BEGIN
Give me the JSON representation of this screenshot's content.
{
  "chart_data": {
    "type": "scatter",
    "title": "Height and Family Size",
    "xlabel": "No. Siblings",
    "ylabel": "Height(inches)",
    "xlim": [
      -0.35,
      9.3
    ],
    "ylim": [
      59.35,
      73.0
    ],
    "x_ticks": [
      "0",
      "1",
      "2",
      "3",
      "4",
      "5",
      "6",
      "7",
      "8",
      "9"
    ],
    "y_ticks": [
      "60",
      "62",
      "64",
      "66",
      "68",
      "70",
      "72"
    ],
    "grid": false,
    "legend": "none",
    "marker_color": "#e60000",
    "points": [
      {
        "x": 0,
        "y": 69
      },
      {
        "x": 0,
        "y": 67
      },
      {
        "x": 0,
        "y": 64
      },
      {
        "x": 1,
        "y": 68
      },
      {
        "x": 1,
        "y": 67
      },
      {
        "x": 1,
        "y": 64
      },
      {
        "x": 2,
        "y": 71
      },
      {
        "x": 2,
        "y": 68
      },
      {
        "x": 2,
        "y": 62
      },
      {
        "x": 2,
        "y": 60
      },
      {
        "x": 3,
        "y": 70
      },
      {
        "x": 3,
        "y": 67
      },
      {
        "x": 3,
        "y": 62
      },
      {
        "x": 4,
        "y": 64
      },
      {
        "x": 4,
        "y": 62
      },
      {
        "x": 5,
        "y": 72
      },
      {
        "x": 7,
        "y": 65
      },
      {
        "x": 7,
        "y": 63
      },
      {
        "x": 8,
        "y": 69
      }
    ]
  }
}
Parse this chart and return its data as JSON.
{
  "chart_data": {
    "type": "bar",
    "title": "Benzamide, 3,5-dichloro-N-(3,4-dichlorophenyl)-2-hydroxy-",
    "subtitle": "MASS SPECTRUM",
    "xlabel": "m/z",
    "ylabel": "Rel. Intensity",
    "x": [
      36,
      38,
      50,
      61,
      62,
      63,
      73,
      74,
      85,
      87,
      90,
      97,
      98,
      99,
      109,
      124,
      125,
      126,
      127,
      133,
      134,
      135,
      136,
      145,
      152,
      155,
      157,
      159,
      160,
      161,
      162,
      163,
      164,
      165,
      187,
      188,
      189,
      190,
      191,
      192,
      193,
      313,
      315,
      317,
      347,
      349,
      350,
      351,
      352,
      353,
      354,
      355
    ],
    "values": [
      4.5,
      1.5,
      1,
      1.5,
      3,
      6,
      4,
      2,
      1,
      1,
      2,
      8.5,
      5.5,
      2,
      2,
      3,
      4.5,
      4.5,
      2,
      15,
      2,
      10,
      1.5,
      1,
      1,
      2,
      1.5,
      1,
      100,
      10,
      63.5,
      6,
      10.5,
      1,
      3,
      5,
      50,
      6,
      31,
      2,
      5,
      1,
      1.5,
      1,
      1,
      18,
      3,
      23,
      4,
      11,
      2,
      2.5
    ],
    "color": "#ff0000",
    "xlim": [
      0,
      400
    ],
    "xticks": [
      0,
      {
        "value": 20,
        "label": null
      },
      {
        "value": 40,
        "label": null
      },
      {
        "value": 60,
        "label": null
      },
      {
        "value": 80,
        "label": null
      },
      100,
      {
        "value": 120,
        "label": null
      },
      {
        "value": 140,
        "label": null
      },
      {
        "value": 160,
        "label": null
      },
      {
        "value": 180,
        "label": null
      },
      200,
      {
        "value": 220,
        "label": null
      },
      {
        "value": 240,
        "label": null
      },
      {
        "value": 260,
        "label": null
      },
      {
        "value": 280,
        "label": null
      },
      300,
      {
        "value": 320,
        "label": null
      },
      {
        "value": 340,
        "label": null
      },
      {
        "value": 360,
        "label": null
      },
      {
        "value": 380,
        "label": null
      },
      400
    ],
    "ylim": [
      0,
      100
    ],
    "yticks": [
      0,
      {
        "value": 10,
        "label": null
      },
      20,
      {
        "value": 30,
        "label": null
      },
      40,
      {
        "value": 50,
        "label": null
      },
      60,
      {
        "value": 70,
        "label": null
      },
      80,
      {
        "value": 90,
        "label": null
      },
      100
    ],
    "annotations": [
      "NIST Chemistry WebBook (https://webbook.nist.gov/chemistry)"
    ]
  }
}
END
_Stated exercise:_
Transcribe all of the entries without altering anything.

_Worked solution:_
Give me the JSON representation of this screenshot's content.
{
  "chart_data": {
    "type": "scatter",
    "title": "Height and Family Size",
    "xlabel": "No. Siblings",
    "ylabel": "Height(inches)",
    "xlim": [
      -0.35,
      9.3
    ],
    "ylim": [
      59.35,
      73.0
    ],
    "x_ticks": [
      "0",
      "1",
      "2",
      "3",
      "4",
      "5",
      "6",
      "7",
      "8",
      "9"
    ],
    "y_ticks": [
      "60",
      "62",
      "64",
      "66",
      "68",
      "70",
      "72"
    ],
    "grid": false,
    "legend": "none",
    "marker_color": "#e60000",
    "points": [
      {
        "x": 0,
        "y": 69
      },
      {
        "x": 0,
        "y": 67
      },
      {
        "x": 0,
        "y": 64
      },
      {
        "x": 1,
        "y": 68
      },
      {
        "x": 1,
        "y": 67
      },
      {
        "x": 1,
        "y": 64
      },
      {
        "x": 2,
        "y": 71
      },
      {
        "x": 2,
        "y": 68
      },
      {
        "x": 2,
        "y": 62
      },
      {
        "x": 2,
        "y": 60
      },
      {
        "x": 3,
        "y": 70
      },
      {
        "x": 3,
        "y": 67
      },
      {
        "x": 3,
        "y": 62
      },
      {
        "x": 4,
        "y": 64
      },
      {
        "x": 4,
        "y": 62
      },
      {
        "x": 5,
        "y": 72
      },
      {
        "x": 7,
        "y": 65
      },
      {
        "x": 7,
        "y": 63
      },
      {
        "x": 8,
        "y": 69
      }
    ]
  }
}
Parse this chart and return its data as JSON.
{
  "chart_data": {
    "type": "bar",
    "title": "Benzamide, 3,5-dichloro-N-(3,4-dichlorophenyl)-2-hydroxy-",
    "subtitle": "MASS SPECTRUM",
    "xlabel": "m/z",
    "ylabel": "Rel. Intensity",
    "x": [
      36,
      38,
      50,
      61,
      62,
      63,
      73,
      74,
      85,
      87,
      90,
      97,
      98,
      99,
      109,
      124,
      125,
      126,
      127,
      133,
      134,
      135,
      136,
      145,
      152,
      155,
      157,
      159,
      160,
      161,
      162,
      163,
      164,
      165,
      187,
      188,
      189,
      190,
      191,
      192,
      193,
      313,
      315,
      317,
      347,
      349,
      350,
      351,
      352,
      353,
      354,
      355
    ],
    "values": [
      4.5,
      1.5,
      1,
      1.5,
      3,
      6,
      4,
      2,
      1,
      1,
      2,
      8.5,
      5.5,
      2,
      2,
      3,
      4.5,
      4.5,
      2,
      15,
      2,
      10,
      1.5,
      1,
      1,
      2,
      1.5,
      1,
      100,
      10,
      63.5,
      6,
      10.5,
      1,
      3,
      5,
      50,
      6,
      31,
      2,
      5,
      1,
      1.5,
      1,
      1,
      18,
      3,
      23,
      4,
      11,
      2,
      2.5
    ],
    "color": "#ff0000",
    "xlim": [
      0,
      400
    ],
    "xticks": [
      0,
      {
        "value": 20,
        "label": null
      },
      {
        "value": 40,
        "label": null
      },
      {
        "value": 60,
        "label": null
      },
      {
        "value": 80,
        "label": null
      },
      100,
      {
        "value": 120,
        "label": null
      },
      {
        "value": 140,
        "label": null
      },
      {
        "value": 160,
        "label": null
      },
      {
        "value": 180,
        "label": null
      },
      200,
      {
        "value": 220,
        "label": null
      },
      {
        "value": 240,
        "label": null
      },
      {
        "value": 260,
        "label": null
      },
      {
        "value": 280,
        "label": null
      },
      300,
      {
        "value": 320,
        "label": null
      },
      {
        "value": 340,
        "label": null
      },
      {
        "value": 360,
        "label": null
      },
      {
        "value": 380,
        "label": null
      },
      400
    ],
    "ylim": [
      0,
      100
    ],
    "yticks": [
      0,
      {
        "value": 10,
        "label": null
      },
      20,
      {
        "value": 30,
        "label": null
      },
      40,
      {
        "value": 50,
        "label": null
      },
      60,
      {
        "value": 70,
        "label": null
      },
      80,
      {
        "value": 90,
        "label": null
      },
      100
    ],
    "annotations": [
      "NIST Chemistry WebBook (https://webbook.nist.gov/chemistry)"
    ]
  }
}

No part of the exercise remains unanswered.